### [Your goal]
Report every line in the listing below where the string "suco" shows up.

### [Information given]
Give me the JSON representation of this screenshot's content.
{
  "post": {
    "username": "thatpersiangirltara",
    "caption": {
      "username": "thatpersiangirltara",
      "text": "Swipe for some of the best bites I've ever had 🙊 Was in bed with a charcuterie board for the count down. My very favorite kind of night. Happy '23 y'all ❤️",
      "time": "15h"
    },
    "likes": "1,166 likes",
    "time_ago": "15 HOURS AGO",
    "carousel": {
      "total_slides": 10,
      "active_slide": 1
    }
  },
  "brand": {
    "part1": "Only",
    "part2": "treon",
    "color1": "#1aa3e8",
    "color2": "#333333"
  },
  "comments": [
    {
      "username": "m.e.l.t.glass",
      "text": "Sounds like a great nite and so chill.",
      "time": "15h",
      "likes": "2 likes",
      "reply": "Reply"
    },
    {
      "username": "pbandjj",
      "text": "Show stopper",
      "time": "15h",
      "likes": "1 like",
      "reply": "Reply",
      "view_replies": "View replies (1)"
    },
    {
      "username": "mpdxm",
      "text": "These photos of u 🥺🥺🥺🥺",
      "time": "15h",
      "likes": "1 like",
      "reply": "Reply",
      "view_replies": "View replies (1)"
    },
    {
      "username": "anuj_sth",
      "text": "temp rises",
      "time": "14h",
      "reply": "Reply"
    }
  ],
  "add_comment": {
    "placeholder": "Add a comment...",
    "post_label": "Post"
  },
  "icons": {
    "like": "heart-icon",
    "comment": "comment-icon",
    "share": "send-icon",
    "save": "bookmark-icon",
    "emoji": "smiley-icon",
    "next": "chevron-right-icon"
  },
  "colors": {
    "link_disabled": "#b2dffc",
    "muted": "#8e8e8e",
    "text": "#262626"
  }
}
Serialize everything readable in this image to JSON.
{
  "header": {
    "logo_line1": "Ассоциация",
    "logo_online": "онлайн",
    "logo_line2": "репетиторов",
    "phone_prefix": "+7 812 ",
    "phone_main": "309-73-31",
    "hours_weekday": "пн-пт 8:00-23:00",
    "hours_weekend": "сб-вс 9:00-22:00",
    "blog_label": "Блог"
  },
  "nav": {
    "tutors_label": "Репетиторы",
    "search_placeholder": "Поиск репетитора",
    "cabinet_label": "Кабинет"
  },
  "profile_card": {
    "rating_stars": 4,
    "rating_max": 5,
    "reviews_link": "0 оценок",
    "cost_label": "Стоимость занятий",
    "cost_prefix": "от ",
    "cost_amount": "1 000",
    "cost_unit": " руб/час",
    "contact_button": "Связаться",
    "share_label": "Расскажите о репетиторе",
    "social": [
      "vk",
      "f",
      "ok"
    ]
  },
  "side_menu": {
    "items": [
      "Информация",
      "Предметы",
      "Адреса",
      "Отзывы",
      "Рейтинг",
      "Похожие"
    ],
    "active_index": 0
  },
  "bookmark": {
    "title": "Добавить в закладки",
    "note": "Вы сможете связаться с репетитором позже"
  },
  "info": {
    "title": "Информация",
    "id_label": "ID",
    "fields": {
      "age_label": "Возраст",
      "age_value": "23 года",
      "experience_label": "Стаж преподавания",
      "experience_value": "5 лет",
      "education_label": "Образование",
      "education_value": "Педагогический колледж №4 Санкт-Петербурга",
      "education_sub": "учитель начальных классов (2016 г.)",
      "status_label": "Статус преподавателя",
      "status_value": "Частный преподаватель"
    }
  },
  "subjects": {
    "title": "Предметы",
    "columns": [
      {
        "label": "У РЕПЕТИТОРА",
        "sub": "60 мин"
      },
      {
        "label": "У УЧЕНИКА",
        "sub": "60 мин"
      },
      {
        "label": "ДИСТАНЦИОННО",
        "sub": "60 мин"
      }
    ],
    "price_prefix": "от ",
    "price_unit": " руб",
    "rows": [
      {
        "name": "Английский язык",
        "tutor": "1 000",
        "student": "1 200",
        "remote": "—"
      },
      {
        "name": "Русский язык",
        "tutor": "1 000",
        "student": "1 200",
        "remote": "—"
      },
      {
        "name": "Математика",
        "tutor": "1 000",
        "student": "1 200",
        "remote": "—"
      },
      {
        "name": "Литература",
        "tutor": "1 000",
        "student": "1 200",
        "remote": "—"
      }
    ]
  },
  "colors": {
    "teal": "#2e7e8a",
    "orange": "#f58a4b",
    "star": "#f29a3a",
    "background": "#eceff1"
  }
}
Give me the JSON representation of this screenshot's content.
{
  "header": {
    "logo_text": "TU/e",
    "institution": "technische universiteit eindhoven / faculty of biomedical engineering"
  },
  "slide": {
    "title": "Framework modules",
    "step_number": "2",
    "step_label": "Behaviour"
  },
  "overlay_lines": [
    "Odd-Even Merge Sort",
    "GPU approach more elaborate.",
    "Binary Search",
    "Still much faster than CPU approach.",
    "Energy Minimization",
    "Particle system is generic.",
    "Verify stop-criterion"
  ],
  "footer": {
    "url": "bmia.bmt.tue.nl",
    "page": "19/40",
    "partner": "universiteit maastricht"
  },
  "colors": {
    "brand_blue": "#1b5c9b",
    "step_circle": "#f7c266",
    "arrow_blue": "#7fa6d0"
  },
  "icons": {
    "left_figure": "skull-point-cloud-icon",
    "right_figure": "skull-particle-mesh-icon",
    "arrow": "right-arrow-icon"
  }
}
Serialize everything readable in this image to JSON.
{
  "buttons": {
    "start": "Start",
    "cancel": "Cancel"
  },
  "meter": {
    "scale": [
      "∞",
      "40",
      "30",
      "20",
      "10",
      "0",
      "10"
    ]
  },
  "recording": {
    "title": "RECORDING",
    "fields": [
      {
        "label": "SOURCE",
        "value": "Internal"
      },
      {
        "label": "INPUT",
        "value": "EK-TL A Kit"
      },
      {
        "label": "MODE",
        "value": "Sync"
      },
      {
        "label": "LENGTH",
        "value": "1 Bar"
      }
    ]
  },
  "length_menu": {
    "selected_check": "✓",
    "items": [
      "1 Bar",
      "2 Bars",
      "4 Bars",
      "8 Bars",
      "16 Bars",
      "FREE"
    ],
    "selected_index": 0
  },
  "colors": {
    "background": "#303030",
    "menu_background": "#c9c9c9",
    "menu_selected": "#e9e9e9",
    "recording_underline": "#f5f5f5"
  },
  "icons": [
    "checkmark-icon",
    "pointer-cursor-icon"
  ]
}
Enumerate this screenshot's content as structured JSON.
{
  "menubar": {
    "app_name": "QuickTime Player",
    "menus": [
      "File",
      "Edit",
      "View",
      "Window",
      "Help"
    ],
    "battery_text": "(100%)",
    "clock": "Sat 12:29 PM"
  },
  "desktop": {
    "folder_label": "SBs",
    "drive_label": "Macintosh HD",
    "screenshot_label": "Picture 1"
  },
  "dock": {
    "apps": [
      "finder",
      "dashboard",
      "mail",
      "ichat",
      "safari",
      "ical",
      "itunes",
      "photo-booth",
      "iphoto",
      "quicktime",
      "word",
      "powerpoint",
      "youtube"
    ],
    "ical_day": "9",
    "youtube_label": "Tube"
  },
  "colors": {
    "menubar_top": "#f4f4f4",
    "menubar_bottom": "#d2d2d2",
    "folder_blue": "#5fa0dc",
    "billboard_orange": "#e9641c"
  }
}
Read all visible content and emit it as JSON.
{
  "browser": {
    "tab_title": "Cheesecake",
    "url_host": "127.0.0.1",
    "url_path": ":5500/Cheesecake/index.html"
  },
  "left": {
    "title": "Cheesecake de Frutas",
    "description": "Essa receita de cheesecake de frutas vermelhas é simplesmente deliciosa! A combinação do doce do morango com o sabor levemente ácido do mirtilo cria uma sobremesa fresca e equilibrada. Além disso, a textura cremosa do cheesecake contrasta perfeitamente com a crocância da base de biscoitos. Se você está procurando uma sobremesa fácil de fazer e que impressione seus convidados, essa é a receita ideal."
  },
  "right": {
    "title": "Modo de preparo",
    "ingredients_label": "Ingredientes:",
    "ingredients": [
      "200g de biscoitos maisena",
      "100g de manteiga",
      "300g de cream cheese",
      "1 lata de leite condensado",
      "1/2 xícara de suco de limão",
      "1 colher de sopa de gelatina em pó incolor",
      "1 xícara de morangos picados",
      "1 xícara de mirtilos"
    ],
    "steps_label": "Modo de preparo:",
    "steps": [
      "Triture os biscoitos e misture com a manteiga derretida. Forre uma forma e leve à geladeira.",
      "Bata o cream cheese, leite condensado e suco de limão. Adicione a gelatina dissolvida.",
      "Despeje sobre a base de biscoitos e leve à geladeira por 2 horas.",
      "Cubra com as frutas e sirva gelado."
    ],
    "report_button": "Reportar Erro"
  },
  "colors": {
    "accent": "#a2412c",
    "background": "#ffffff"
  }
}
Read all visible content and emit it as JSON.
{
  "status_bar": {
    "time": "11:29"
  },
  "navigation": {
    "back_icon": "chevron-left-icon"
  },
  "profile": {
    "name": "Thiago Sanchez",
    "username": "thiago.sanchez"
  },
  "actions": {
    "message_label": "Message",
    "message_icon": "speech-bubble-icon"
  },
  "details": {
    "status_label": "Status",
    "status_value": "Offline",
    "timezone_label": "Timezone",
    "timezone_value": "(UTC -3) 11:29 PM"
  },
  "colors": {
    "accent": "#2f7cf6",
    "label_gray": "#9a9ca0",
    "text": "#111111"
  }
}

### [Exercise answer]
      "1/2 xícara de suco de limão",
      "Bata o cream cheese, leite condensado e suco de limão. Adicione a gelatina dissolvida.",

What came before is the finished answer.